* [SET PROBLEM]:
Copy out all of the material exactly as presented.

>>>>>

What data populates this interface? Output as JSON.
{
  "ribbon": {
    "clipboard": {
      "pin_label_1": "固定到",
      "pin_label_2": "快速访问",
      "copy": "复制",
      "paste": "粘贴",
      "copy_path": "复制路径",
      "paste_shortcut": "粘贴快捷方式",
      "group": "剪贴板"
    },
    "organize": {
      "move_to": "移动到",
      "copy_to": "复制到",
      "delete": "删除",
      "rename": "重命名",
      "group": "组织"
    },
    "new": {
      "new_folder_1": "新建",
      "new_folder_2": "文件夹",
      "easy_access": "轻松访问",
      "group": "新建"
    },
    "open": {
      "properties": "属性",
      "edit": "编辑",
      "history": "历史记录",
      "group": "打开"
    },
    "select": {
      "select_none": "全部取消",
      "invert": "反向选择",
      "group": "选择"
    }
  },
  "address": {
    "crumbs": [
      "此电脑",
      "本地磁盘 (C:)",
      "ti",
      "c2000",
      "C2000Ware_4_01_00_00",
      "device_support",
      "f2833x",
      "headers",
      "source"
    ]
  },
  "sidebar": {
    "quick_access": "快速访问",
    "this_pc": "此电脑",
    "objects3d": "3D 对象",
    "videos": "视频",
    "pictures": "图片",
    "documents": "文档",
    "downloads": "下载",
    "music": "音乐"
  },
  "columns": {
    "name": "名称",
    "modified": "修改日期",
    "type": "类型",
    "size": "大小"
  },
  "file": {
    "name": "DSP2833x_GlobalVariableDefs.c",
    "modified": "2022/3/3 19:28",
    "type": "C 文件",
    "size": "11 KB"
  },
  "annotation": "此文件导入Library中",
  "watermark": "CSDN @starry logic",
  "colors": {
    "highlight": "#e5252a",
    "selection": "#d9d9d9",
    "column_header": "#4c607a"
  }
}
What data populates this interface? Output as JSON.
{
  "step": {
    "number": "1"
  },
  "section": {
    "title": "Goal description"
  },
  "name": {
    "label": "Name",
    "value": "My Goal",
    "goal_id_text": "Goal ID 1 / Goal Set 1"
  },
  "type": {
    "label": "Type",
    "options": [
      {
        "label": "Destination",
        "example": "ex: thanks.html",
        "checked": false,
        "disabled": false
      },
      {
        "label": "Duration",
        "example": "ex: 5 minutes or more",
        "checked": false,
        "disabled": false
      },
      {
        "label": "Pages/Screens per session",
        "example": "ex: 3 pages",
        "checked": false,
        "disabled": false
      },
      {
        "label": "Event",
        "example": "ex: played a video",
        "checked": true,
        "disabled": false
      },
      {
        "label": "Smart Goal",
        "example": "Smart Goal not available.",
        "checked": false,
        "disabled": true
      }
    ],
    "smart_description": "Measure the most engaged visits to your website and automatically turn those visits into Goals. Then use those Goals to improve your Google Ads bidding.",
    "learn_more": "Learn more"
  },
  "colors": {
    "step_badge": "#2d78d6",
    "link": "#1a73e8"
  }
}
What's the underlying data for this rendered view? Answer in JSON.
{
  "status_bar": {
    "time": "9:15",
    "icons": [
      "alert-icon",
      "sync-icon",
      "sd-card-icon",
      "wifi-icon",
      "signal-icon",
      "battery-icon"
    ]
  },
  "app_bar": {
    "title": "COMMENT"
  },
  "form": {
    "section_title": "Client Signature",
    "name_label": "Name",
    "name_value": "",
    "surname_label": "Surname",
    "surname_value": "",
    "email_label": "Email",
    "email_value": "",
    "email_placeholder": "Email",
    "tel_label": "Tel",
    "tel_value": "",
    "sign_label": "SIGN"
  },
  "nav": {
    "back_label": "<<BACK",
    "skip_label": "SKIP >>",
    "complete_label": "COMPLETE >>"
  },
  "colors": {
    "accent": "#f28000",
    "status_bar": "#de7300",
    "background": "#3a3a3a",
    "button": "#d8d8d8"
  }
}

<<<<<

* [THE COMPLETED TASK]:
What data populates this interface? Output as JSON.
{
  "ribbon": {
    "clipboard": {
      "pin_label_1": "固定到",
      "pin_label_2": "快速访问",
      "copy": "复制",
      "paste": "粘贴",
      "copy_path": "复制路径",
      "paste_shortcut": "粘贴快捷方式",
      "group": "剪贴板"
    },
    "organize": {
      "move_to": "移动到",
      "copy_to": "复制到",
      "delete": "删除",
      "rename": "重命名",
      "group": "组织"
    },
    "new": {
      "new_folder_1": "新建",
      "new_folder_2": "文件夹",
      "easy_access": "轻松访问",
      "group": "新建"
    },
    "open": {
      "properties": "属性",
      "edit": "编辑",
      "history": "历史记录",
      "group": "打开"
    },
    "select": {
      "select_none": "全部取消",
      "invert": "反向选择",
      "group": "选择"
    }
  },
  "address": {
    "crumbs": [
      "此电脑",
      "本地磁盘 (C:)",
      "ti",
      "c2000",
      "C2000Ware_4_01_00_00",
      "device_support",
      "f2833x",
      "headers",
      "source"
    ]
  },
  "sidebar": {
    "quick_access": "快速访问",
    "this_pc": "此电脑",
    "objects3d": "3D 对象",
    "videos": "视频",
    "pictures": "图片",
    "documents": "文档",
    "downloads": "下载",
    "music": "音乐"
  },
  "columns": {
    "name": "名称",
    "modified": "修改日期",
    "type": "类型",
    "size": "大小"
  },
  "file": {
    "name": "DSP2833x_GlobalVariableDefs.c",
    "modified": "2022/3/3 19:28",
    "type": "C 文件",
    "size": "11 KB"
  },
  "annotation": "此文件导入Library中",
  "watermark": "CSDN @starry logic",
  "colors": {
    "highlight": "#e5252a",
    "selection": "#d9d9d9",
    "column_header": "#4c607a"
  }
}
What data populates this interface? Output as JSON.
{
  "step": {
    "number": "1"
  },
  "section": {
    "title": "Goal description"
  },
  "name": {
    "label": "Name",
    "value": "My Goal",
    "goal_id_text": "Goal ID 1 / Goal Set 1"
  },
  "type": {
    "label": "Type",
    "options": [
      {
        "label": "Destination",
        "example": "ex: thanks.html",
        "checked": false,
        "disabled": false
      },
      {
        "label": "Duration",
        "example": "ex: 5 minutes or more",
        "checked": false,
        "disabled": false
      },
      {
        "label": "Pages/Screens per session",
        "example": "ex: 3 pages",
        "checked": false,
        "disabled": false
      },
      {
        "label": "Event",
        "example": "ex: played a video",
        "checked": true,
        "disabled": false
      },
      {
        "label": "Smart Goal",
        "example": "Smart Goal not available.",
        "checked": false,
        "disabled": true
      }
    ],
    "smart_description": "Measure the most engaged visits to your website and automatically turn those visits into Goals. Then use those Goals to improve your Google Ads bidding.",
    "learn_more": "Learn more"
  },
  "colors": {
    "step_badge": "#2d78d6",
    "link": "#1a73e8"
  }
}
What's the underlying data for this rendered view? Answer in JSON.
{
  "status_bar": {
    "time": "9:15",
    "icons": [
      "alert-icon",
      "sync-icon",
      "sd-card-icon",
      "wifi-icon",
      "signal-icon",
      "battery-icon"
    ]
  },
  "app_bar": {
    "title": "COMMENT"
  },
  "form": {
    "section_title": "Client Signature",
    "name_label": "Name",
    "name_value": "",
    "surname_label": "Surname",
    "surname_value": "",
    "email_label": "Email",
    "email_value": "",
    "email_placeholder": "Email",
    "tel_label": "Tel",
    "tel_value": "",
    "sign_label": "SIGN"
  },
  "nav": {
    "back_label": "<<BACK",
    "skip_label": "SKIP >>",
    "complete_label": "COMPLETE >>"
  },
  "colors": {
    "accent": "#f28000",
    "status_bar": "#de7300",
    "background": "#3a3a3a",
    "button": "#d8d8d8"
  }
}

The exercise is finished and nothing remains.